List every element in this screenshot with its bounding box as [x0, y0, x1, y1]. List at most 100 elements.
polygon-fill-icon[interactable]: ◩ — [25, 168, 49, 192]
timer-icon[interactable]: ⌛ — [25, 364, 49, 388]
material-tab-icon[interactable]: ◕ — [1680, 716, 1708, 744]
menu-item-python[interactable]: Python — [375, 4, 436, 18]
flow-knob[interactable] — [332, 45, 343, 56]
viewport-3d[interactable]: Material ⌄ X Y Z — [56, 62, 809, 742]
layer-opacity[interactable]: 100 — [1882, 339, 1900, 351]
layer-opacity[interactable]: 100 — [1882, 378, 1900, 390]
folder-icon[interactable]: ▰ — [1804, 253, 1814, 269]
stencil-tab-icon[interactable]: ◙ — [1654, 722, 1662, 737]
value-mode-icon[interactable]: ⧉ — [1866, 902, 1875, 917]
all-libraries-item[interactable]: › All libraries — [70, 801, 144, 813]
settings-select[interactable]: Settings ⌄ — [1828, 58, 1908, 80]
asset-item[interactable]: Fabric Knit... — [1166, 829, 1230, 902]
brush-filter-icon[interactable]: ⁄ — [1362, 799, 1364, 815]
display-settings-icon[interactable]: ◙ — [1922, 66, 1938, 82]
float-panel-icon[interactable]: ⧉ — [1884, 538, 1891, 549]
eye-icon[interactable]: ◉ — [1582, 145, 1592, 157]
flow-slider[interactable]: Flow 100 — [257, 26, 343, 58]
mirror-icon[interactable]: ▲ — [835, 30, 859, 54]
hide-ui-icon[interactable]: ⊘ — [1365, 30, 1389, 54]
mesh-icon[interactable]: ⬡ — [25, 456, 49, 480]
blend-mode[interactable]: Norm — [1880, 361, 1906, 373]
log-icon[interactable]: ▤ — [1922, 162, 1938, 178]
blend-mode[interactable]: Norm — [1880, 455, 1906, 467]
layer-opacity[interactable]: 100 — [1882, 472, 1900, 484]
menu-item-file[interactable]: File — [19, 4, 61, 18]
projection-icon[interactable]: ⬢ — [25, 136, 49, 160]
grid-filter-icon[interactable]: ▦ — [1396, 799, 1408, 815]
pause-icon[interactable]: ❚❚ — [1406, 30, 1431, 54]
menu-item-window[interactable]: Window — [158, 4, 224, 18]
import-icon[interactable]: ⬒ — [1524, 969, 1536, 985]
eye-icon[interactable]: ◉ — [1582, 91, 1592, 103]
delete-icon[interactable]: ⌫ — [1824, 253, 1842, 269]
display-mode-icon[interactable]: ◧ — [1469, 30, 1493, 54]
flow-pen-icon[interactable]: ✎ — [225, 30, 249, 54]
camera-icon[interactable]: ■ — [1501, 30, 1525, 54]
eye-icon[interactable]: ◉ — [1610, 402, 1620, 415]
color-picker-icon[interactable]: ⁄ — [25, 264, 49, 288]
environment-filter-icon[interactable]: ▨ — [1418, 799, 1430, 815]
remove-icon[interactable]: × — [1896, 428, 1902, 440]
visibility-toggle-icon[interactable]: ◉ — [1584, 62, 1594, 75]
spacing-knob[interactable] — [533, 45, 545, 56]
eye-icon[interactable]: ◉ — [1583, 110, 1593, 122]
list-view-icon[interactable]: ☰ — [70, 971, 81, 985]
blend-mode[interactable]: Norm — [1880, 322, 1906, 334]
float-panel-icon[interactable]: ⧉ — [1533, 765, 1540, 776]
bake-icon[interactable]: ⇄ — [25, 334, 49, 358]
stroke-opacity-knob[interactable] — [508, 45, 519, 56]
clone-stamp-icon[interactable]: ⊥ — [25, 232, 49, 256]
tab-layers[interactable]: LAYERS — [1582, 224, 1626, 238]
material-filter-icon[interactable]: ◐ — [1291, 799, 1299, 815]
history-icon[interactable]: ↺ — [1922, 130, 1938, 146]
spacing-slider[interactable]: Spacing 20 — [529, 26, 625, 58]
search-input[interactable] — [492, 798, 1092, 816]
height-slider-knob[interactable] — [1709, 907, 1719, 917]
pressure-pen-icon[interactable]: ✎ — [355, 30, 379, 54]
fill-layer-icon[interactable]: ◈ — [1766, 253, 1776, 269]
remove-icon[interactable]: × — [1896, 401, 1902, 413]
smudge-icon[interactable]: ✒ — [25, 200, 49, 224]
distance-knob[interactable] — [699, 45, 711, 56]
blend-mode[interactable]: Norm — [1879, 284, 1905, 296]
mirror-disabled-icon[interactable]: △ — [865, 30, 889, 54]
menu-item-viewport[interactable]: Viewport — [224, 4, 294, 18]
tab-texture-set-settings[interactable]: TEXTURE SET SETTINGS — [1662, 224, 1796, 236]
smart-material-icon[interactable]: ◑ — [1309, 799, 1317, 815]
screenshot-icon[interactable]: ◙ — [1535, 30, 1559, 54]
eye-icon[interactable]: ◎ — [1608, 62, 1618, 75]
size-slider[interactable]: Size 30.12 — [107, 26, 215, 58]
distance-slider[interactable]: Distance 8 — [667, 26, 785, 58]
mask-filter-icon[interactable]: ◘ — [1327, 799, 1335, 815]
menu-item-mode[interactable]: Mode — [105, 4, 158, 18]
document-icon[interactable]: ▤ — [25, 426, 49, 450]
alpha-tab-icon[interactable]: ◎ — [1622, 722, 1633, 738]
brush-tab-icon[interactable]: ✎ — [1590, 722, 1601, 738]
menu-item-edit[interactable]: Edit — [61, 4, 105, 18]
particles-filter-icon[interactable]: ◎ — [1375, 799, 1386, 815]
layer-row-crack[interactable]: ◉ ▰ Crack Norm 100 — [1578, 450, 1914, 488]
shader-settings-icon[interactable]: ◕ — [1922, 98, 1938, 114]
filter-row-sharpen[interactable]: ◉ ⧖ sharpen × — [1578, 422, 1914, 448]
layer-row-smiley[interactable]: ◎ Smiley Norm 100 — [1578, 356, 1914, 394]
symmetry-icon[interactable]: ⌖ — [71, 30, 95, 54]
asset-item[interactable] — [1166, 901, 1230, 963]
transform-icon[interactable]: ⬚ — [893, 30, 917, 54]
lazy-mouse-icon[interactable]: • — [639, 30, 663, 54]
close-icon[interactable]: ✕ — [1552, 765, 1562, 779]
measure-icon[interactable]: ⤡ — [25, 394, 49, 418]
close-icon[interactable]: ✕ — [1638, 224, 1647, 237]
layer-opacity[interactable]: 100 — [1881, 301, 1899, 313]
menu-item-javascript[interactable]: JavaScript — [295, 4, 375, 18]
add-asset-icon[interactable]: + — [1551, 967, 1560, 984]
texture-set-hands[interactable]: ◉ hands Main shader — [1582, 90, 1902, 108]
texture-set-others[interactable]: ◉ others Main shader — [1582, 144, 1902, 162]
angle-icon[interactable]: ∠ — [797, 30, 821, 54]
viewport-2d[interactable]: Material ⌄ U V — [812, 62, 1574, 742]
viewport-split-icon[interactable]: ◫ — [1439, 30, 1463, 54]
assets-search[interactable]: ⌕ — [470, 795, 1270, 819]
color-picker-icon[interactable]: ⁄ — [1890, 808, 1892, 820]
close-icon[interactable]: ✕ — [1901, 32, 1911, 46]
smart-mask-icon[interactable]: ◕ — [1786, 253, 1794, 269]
· · · ·
PROBLEM DETAILS
How many lines in the listing contain the string "smart"? Reply with the number alone.

TASK RESPONSE
2